Skip to content or view screen version

Palestine Today 11 12 2013

IMEMC News | 11.12.2013 19:25 | Anti-racism | Other Press | Palestine | World

Welcome to Palestine Today, a service of the International Middle East Media Center, www.imemc.org, for Wednesday December 11, 2013.

Israeli settlers stab a Palestinian youth in Jerusalem and the military kidnaps six Palestinians in Bethlehem, these stories and more, coming up, stay tuned.

Palestinian media sources state that a young Palestinian man was moderately hurt after being stabbed by an Israeli settler in Jaffa Road, in West Jerusalem, the Milad News Agency has reported.

The sources said that Mohammad Marwan, 20 years of age, was heading back home from work when an Israeli settler stopped him to ask for a cigarette and, when the settler made sure that the young man was an Arab, he stabbed him.

The young Palestinian man, from Ras Al-’Amoud in East Jerusalem, was stabbed in the arm as he tried to fend off the attack, upon noticing the knife.

His family said that, after Mohammad was stabbed, around nine more settlers who were apparently hiding in the area gathered around him, and one of them was striking him on the head with a baton.

Mohammad’s cousin, who was shopping at a nearby store, said that he noticed one of the settlers placing a knife on his cousin’s neck, however the settlers fled the scene when he started screaming and running towards them.

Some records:

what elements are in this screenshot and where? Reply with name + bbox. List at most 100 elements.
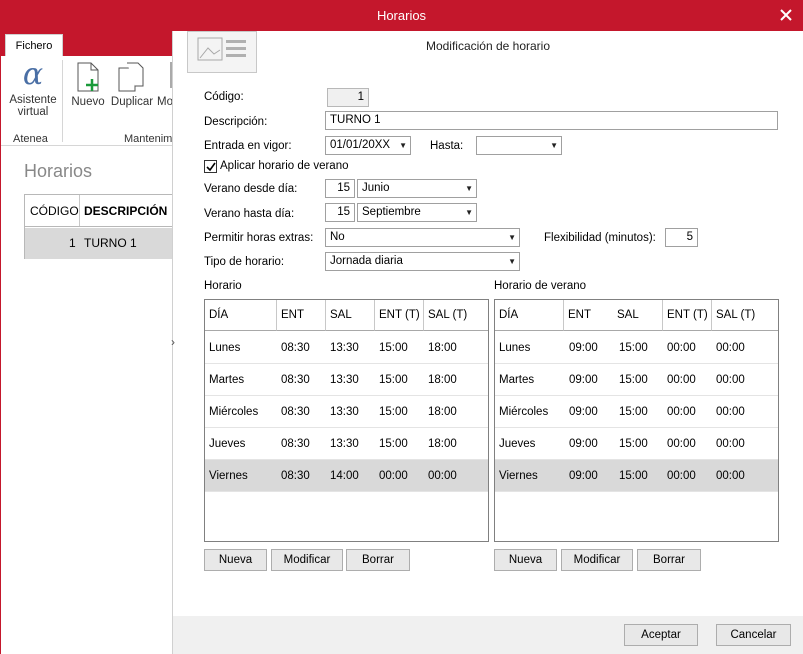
new-button[interactable]: Nuevo (69, 56, 107, 108)
cell-sal-t: 00:00 (716, 470, 745, 482)
assistant-label-2: virtual (17, 106, 49, 118)
row-code: 1 (69, 236, 76, 250)
col-dia[interactable]: DÍA (495, 300, 564, 331)
verano-borrar-button[interactable]: Borrar (637, 549, 701, 571)
cell-sal: 13:30 (330, 342, 359, 354)
col-ent-t[interactable]: ENT (T) (375, 300, 424, 331)
chevron-right-icon[interactable]: › (171, 335, 181, 349)
close-icon[interactable] (775, 4, 797, 26)
ribbon-separator (62, 60, 63, 142)
cell-ent-t: 00:00 (667, 438, 696, 450)
table-row-selected[interactable]: Viernes 09:00 15:00 00:00 00:00 (495, 460, 778, 492)
dialog-footer (173, 616, 803, 654)
dropdown-arrow-icon: ▼ (550, 141, 558, 150)
cell-day: Viernes (499, 470, 538, 482)
assistant-label-1: Asistente (9, 94, 57, 106)
table-row[interactable]: Jueves 09:00 15:00 00:00 00:00 (495, 428, 778, 460)
extras-select[interactable]: No ▼ (325, 228, 520, 247)
cell-ent: 09:00 (569, 374, 598, 386)
horario-modificar-button[interactable]: Modificar (271, 549, 343, 571)
duplicate-button[interactable]: Duplicar (109, 56, 155, 108)
assistant-button[interactable]: α Asistente virtual (7, 56, 59, 118)
table-row[interactable]: Miércoles 09:00 15:00 00:00 00:00 (495, 396, 778, 428)
flex-field[interactable]: 5 (665, 228, 698, 247)
table-row-selected[interactable]: Viernes 08:30 14:00 00:00 00:00 (205, 460, 488, 492)
tipo-select[interactable]: Jornada diaria ▼ (325, 252, 520, 271)
cell-sal: 14:00 (330, 470, 359, 482)
dialog-title: Modificación de horario (425, 39, 551, 53)
hasta-label: Hasta: (430, 140, 464, 152)
schedules-grid: CÓDIGO DESCRIPCIÓN 1 TURNO 1 (24, 194, 175, 259)
col-sal-t[interactable]: SAL (T) (712, 300, 778, 331)
hasta-day-field[interactable]: 15 (325, 203, 355, 222)
extras-value: No (330, 231, 345, 243)
cell-ent: 08:30 (281, 374, 310, 386)
cell-ent-t: 00:00 (667, 470, 696, 482)
cell-sal: 15:00 (619, 342, 648, 354)
checkmark-icon (206, 162, 216, 172)
col-ent-t[interactable]: ENT (T) (663, 300, 712, 331)
dropdown-arrow-icon: ▼ (508, 257, 516, 266)
hasta-date-picker[interactable]: ▼ (476, 136, 562, 155)
descripcion-field[interactable]: TURNO 1 (325, 111, 778, 130)
table-row[interactable]: 1 TURNO 1 (25, 228, 175, 259)
table-row[interactable]: Jueves 08:30 13:30 15:00 18:00 (205, 428, 488, 460)
cell-sal-t: 18:00 (428, 342, 457, 354)
group-mantenimiento: Mantenim (124, 133, 173, 145)
col-descripcion[interactable]: DESCRIPCIÓN (84, 204, 167, 218)
col-sal[interactable]: SAL (613, 300, 663, 331)
tab-fichero[interactable]: Fichero (5, 34, 63, 57)
desde-month-select[interactable]: Junio ▼ (357, 179, 477, 198)
alpha-icon: α (22, 57, 44, 92)
verano-checkbox[interactable] (204, 160, 217, 173)
verano-nueva-button[interactable]: Nueva (494, 549, 557, 571)
tipo-value: Jornada diaria (330, 255, 403, 267)
accept-button[interactable]: Aceptar (624, 624, 698, 646)
table-row[interactable]: Miércoles 08:30 13:30 15:00 18:00 (205, 396, 488, 428)
col-sal-t[interactable]: SAL (T) (424, 300, 488, 331)
cell-ent-t: 15:00 (379, 406, 408, 418)
horario-table: DÍA ENT SAL ENT (T) SAL (T) Lunes 08:30 … (204, 299, 489, 542)
cell-sal: 13:30 (330, 406, 359, 418)
col-dia[interactable]: DÍA (205, 300, 277, 331)
desde-label: Verano desde día: (204, 183, 298, 195)
cell-ent-t: 00:00 (379, 470, 408, 482)
cell-ent-t: 15:00 (379, 374, 408, 386)
cell-day: Martes (209, 374, 245, 386)
background-window: Fichero α Asistente virtual Nuevo Duplic… (0, 31, 173, 654)
cell-sal: 15:00 (619, 406, 648, 418)
ribbon-tab-strip: Fichero (1, 31, 173, 57)
table-row[interactable]: Lunes 09:00 15:00 00:00 00:00 (495, 332, 778, 364)
horario-borrar-button[interactable]: Borrar (346, 549, 410, 571)
new-document-icon (69, 56, 107, 96)
list-title: Horarios (24, 161, 93, 181)
col-sal[interactable]: SAL (326, 300, 375, 331)
cancel-button[interactable]: Cancelar (716, 624, 791, 646)
hasta-month-select[interactable]: Septiembre ▼ (357, 203, 477, 222)
extras-label: Permitir horas extras: (204, 232, 314, 244)
col-codigo[interactable]: CÓDIGO (30, 204, 79, 218)
cell-sal: 15:00 (619, 374, 648, 386)
cell-day: Lunes (209, 342, 241, 354)
tipo-label: Tipo de horario: (204, 256, 285, 268)
cell-ent: 09:00 (569, 438, 598, 450)
horario-nueva-button[interactable]: Nueva (204, 549, 267, 571)
verano-modificar-button[interactable]: Modificar (561, 549, 633, 571)
cell-ent-t: 00:00 (667, 342, 696, 354)
modify-button-partial[interactable]: Mo (157, 56, 173, 108)
col-ent[interactable]: ENT (277, 300, 326, 331)
entrada-date-picker[interactable]: 01/01/20XX ▼ (325, 136, 411, 155)
cell-sal-t: 00:00 (716, 374, 745, 386)
cell-day: Jueves (499, 438, 536, 450)
duplicate-label: Duplicar (110, 96, 154, 108)
cell-ent: 08:30 (281, 470, 310, 482)
table-row[interactable]: Lunes 08:30 13:30 15:00 18:00 (205, 332, 488, 364)
group-atenea: Atenea (13, 133, 48, 145)
verano-checkbox-label[interactable]: Aplicar horario de verano (220, 160, 349, 172)
table-row[interactable]: Martes 08:30 13:30 15:00 18:00 (205, 364, 488, 396)
cell-ent: 09:00 (569, 342, 598, 354)
table-row[interactable]: Martes 09:00 15:00 00:00 00:00 (495, 364, 778, 396)
desde-day-field[interactable]: 15 (325, 179, 355, 198)
new-label: Nuevo (71, 96, 105, 108)
dropdown-arrow-icon: ▼ (399, 141, 407, 150)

• [Exercise prompt] In the Palestine Today news bulletin, list every place name that appears from the sentence beginning "Israeli settlers stab a Palestinian youth" through the end.

• [Result of the task]
- Jerusalem
- Bethlehem
- Jaffa Road
- West Jerusalem
- Ras Al-’Amoud
- East Jerusalem